━━━━━ Dataset rows ━━━━━

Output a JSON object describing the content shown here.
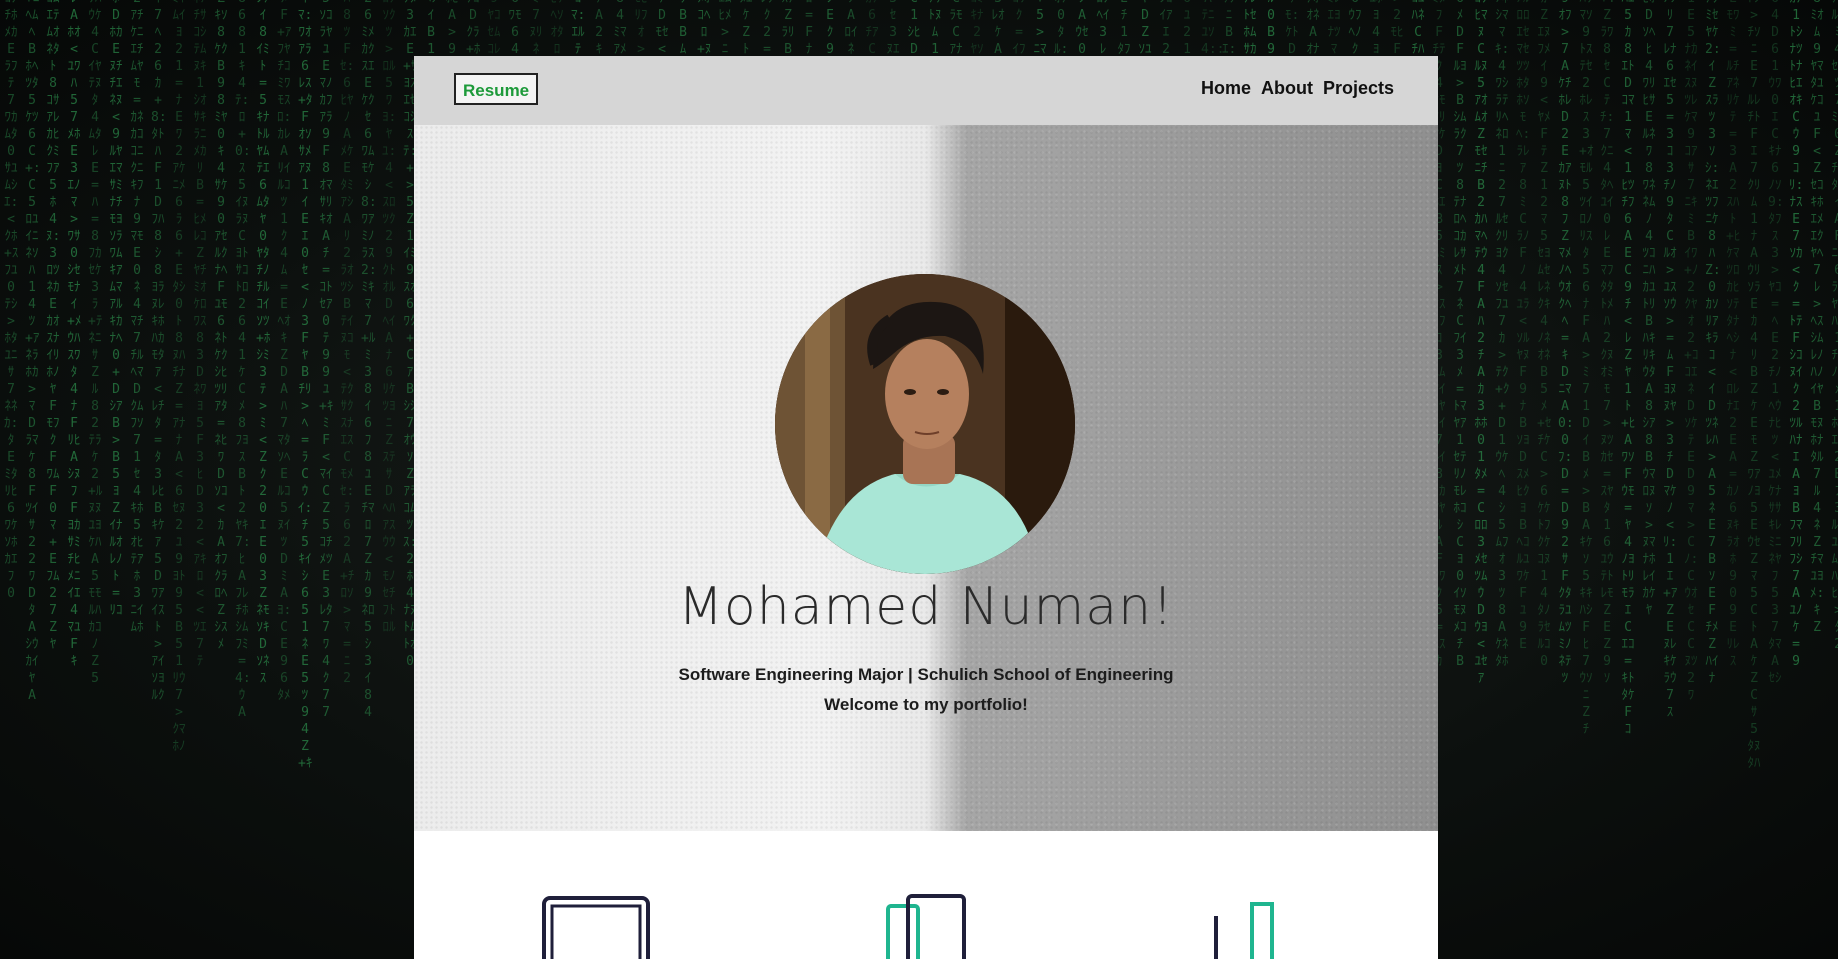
{
  "nav": {
    "resume_label": "Resume",
    "links": [
      "Home",
      "About",
      "Projects"
    ]
  },
  "hero": {
    "name": "Mohamed Numan!",
    "subtitle": "Software Engineering Major | Schulich School of Engineering",
    "welcome": "Welcome to my portfolio!",
    "avatar_alt": "profile photo"
  },
  "icons": {
    "feature_1": "laptop-icon",
    "feature_2": "devices-icon",
    "feature_3": "chart-icon"
  },
  "colors": {
    "resume_text": "#1d9a3a",
    "navbar_bg": "#d6d6d6",
    "accent_teal": "#1fb58f",
    "icon_dark": "#1f1f3a",
    "matrix_green": "#2c8f4c"
  }
}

━━━━━

Quote the data above in full and without alteration; skip the pictures.

### Written response:
Output a JSON object describing the content shown here.
{
  "nav": {
    "resume_label": "Resume",
    "links": [
      "Home",
      "About",
      "Projects"
    ]
  },
  "hero": {
    "name": "Mohamed Numan!",
    "subtitle": "Software Engineering Major | Schulich School of Engineering",
    "welcome": "Welcome to my portfolio!",
    "avatar_alt": "profile photo"
  },
  "icons": {
    "feature_1": "laptop-icon",
    "feature_2": "devices-icon",
    "feature_3": "chart-icon"
  },
  "colors": {
    "resume_text": "#1d9a3a",
    "navbar_bg": "#d6d6d6",
    "accent_teal": "#1fb58f",
    "icon_dark": "#1f1f3a",
    "matrix_green": "#2c8f4c"
  }
}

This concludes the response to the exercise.